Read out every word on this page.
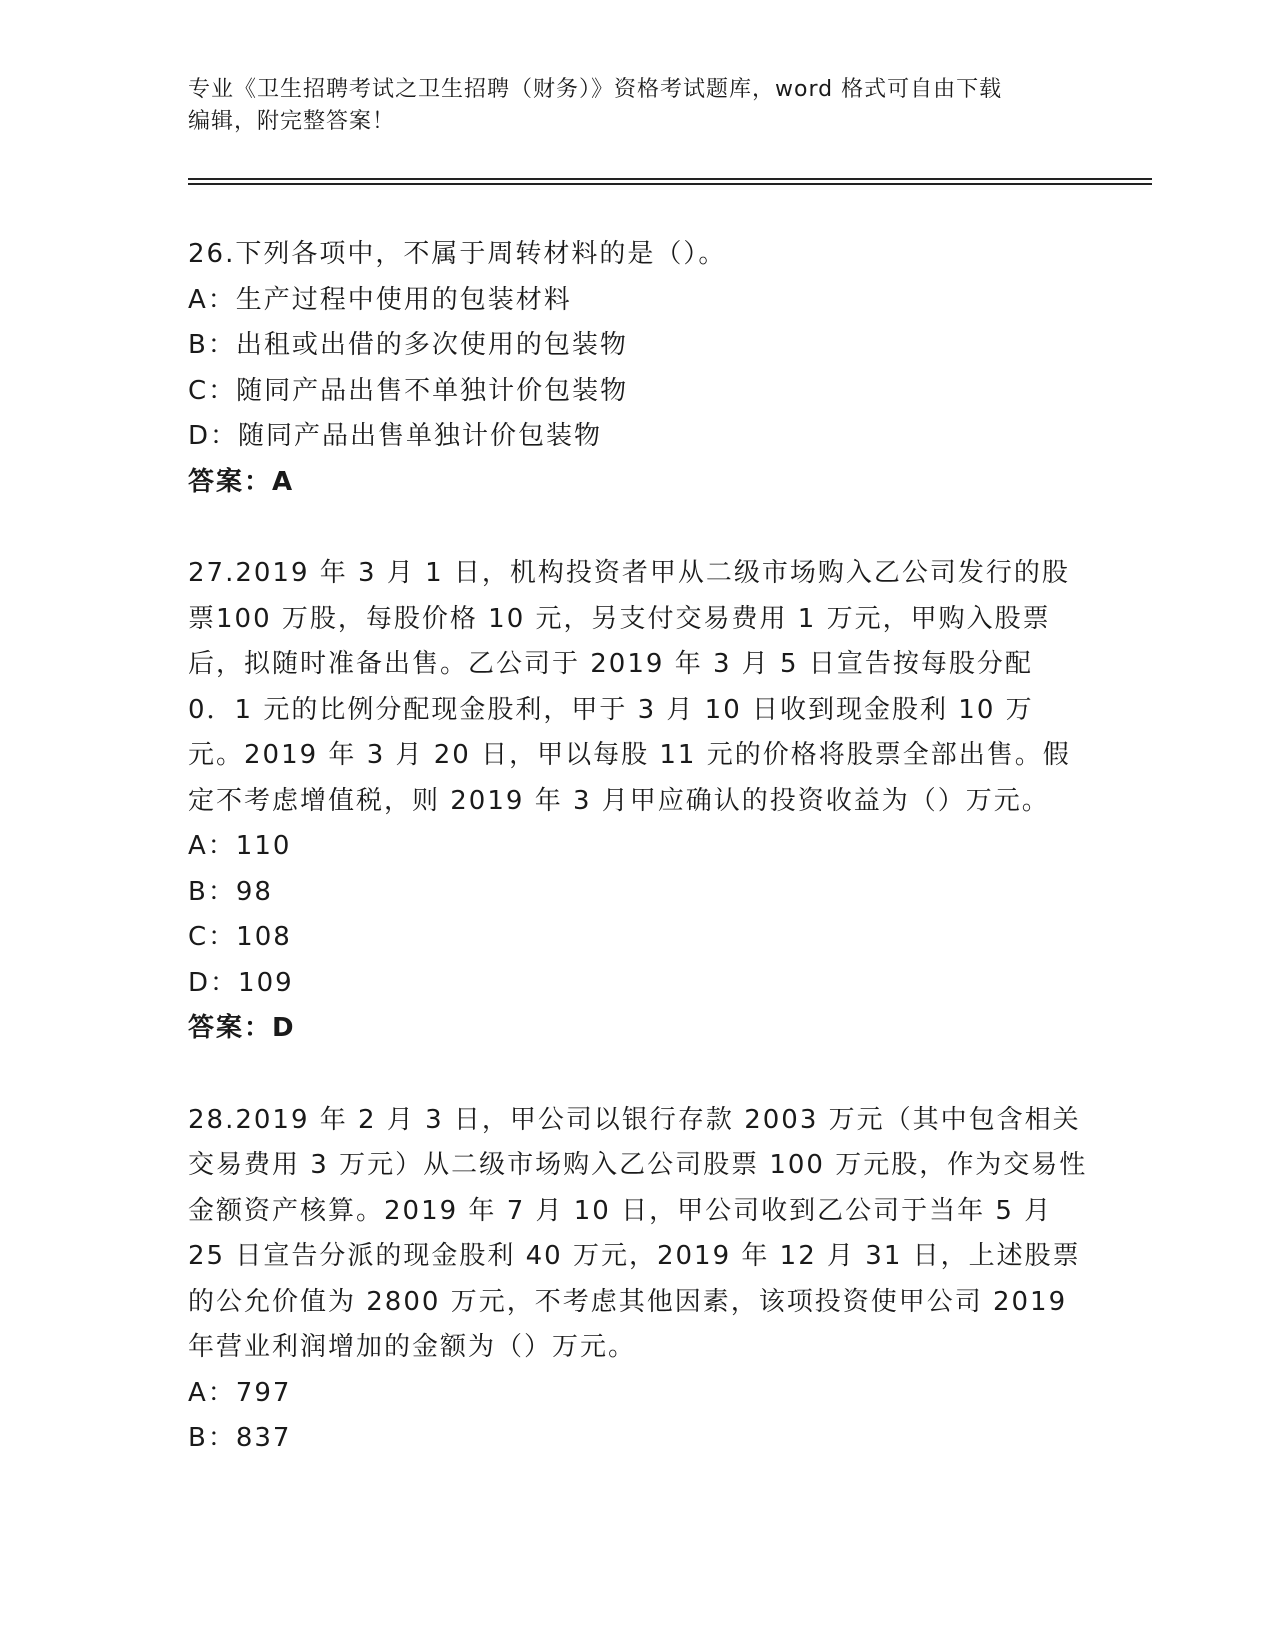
专业《卫生招聘考试之卫生招聘（财务）》资格考试题库，word 格式可自由下载
编辑，附完整答案！
26.下列各项中，不属于周转材料的是（）。
A：生产过程中使用的包装材料
B：出租或出借的多次使用的包装物
C：随同产品出售不单独计价包装物
D：随同产品出售单独计价包装物
答案：A
27.2019 年 3 月 1 日，机构投资者甲从二级市场购入乙公司发行的股票100 万股，每股价格 10 元，另支付交易费用 1 万元，甲购入股票后，拟随时准备出售。乙公司于 2019 年 3 月 5 日宣告按每股分配 0．1 元的比例分配现金股利，甲于 3 月 10 日收到现金股利 10 万元。2019 年 3 月 20 日，甲以每股 11 元的价格将股票全部出售。假定不考虑增值税，则 2019 年 3 月甲应确认的投资收益为（）万元。
A：110
B：98
C：108
D：109
答案：D
28.2019 年 2 月 3 日，甲公司以银行存款 2003 万元（其中包含相关交易费用 3 万元）从二级市场购入乙公司股票 100 万元股，作为交易性金额资产核算。2019 年 7 月 10 日，甲公司收到乙公司于当年 5 月 25 日宣告分派的现金股利 40 万元，2019 年 12 月 31 日，上述股票的公允价值为 2800 万元，不考虑其他因素，该项投资使甲公司 2019 年营业利润增加的金额为（）万元。
A：797
B：837
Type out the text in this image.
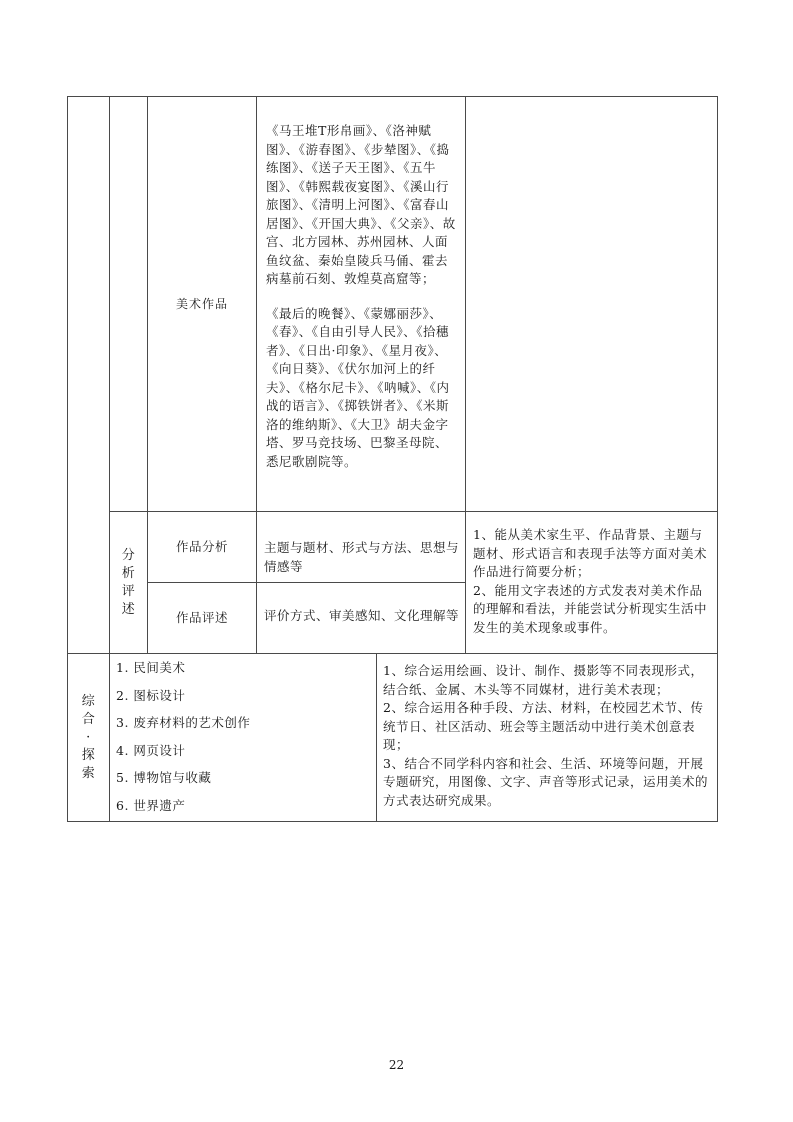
美术作品

《马王堆T形帛画》、《洛神赋图》、《游春图》、《步辇图》、《捣练图》、《送子天王图》、《五牛图》、《韩熙载夜宴图》、《溪山行旅图》、《清明上河图》、《富春山居图》、《开国大典》、《父亲》、故宫、北方园林、苏州园林、人面鱼纹盆、秦始皇陵兵马俑、霍去病墓前石刻、敦煌莫高窟等；

《最后的晚餐》、《蒙娜丽莎》、《春》、《自由引导人民》、《拾穗者》、《日出·印象》、《星月夜》、《向日葵》、《伏尔加河上的纤夫》、《格尔尼卡》、《呐喊》、《内战的语言》、《掷铁饼者》、《米斯洛的维纳斯》、《大卫》胡夫金字塔、罗马竞技场、巴黎圣母院、悉尼歌剧院等。

分析评述
作品分析	主题与题材、形式与方法、思想与情感等
作品评述	评价方式、审美感知、文化理解等

1、能从美术家生平、作品背景、主题与题材、形式语言和表现手法等方面对美术作品进行简要分析；

2、能用文字表述的方式发表对美术作品的理解和看法，并能尝试分析现实生活中发生的美术现象或事件。

综合·探索
1. 民间美术
2. 图标设计
3. 废弃材料的艺术创作
4. 网页设计
5. 博物馆与收藏
6. 世界遗产

1、综合运用绘画、设计、制作、摄影等不同表现形式，结合纸、金属、木头等不同媒材，进行美术表现；

2、综合运用各种手段、方法、材料，在校园艺术节、传统节日、社区活动、班会等主题活动中进行美术创意表现；

3、结合不同学科内容和社会、生活、环境等问题，开展专题研究，用图像、文字、声音等形式记录，运用美术的方式表达研究成果。

22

- - - - - - -

- WHAT YOU HAVE TO DO -
Give back, word for word, every line from the one holding "Type out the text in this image." through the last line of the listing. Pictures are excluded.

- PROBLEM SOLUTION -
Type out the text in this image.
美术作品

《马王堆T形帛画》、《洛神赋图》、《游春图》、《步辇图》、《捣练图》、《送子天王图》、《五牛图》、《韩熙载夜宴图》、《溪山行旅图》、《清明上河图》、《富春山居图》、《开国大典》、《父亲》、故宫、北方园林、苏州园林、人面鱼纹盆、秦始皇陵兵马俑、霍去病墓前石刻、敦煌莫高窟等；

《最后的晚餐》、《蒙娜丽莎》、《春》、《自由引导人民》、《拾穗者》、《日出·印象》、《星月夜》、《向日葵》、《伏尔加河上的纤夫》、《格尔尼卡》、《呐喊》、《内战的语言》、《掷铁饼者》、《米斯洛的维纳斯》、《大卫》胡夫金字塔、罗马竞技场、巴黎圣母院、悉尼歌剧院等。

分析评述
作品分析	主题与题材、形式与方法、思想与情感等
作品评述	评价方式、审美感知、文化理解等

1、能从美术家生平、作品背景、主题与题材、形式语言和表现手法等方面对美术作品进行简要分析；

2、能用文字表述的方式发表对美术作品的理解和看法，并能尝试分析现实生活中发生的美术现象或事件。

综合·探索
1. 民间美术
2. 图标设计
3. 废弃材料的艺术创作
4. 网页设计
5. 博物馆与收藏
6. 世界遗产

1、综合运用绘画、设计、制作、摄影等不同表现形式，结合纸、金属、木头等不同媒材，进行美术表现；

2、综合运用各种手段、方法、材料，在校园艺术节、传统节日、社区活动、班会等主题活动中进行美术创意表现；

3、结合不同学科内容和社会、生活、环境等问题，开展专题研究，用图像、文字、声音等形式记录，运用美术的方式表达研究成果。

22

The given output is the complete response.